___ EXERCISE DATA
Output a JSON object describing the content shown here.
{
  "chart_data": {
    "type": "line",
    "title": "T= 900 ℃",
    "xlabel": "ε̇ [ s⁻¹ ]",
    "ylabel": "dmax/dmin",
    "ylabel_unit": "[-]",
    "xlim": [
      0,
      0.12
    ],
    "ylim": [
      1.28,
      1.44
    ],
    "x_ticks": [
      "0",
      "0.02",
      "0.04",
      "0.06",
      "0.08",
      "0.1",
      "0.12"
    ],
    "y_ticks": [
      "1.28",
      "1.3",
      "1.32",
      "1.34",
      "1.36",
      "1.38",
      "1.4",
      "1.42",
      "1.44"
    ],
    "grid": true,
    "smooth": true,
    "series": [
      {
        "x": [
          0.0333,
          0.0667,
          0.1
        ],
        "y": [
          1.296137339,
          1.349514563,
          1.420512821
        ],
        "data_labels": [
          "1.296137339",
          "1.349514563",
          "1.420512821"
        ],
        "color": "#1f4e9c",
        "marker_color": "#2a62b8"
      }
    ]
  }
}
______
• TASK:
Your task is to repeat the data exactly, with nothing left out.

• EXERCISE OUTPUT:
Output a JSON object describing the content shown here.
{
  "chart_data": {
    "type": "line",
    "title": "T= 900 ℃",
    "xlabel": "ε̇ [ s⁻¹ ]",
    "ylabel": "dmax/dmin",
    "ylabel_unit": "[-]",
    "xlim": [
      0,
      0.12
    ],
    "ylim": [
      1.28,
      1.44
    ],
    "x_ticks": [
      "0",
      "0.02",
      "0.04",
      "0.06",
      "0.08",
      "0.1",
      "0.12"
    ],
    "y_ticks": [
      "1.28",
      "1.3",
      "1.32",
      "1.34",
      "1.36",
      "1.38",
      "1.4",
      "1.42",
      "1.44"
    ],
    "grid": true,
    "smooth": true,
    "series": [
      {
        "x": [
          0.0333,
          0.0667,
          0.1
        ],
        "y": [
          1.296137339,
          1.349514563,
          1.420512821
        ],
        "data_labels": [
          "1.296137339",
          "1.349514563",
          "1.420512821"
        ],
        "color": "#1f4e9c",
        "marker_color": "#2a62b8"
      }
    ]
  }
}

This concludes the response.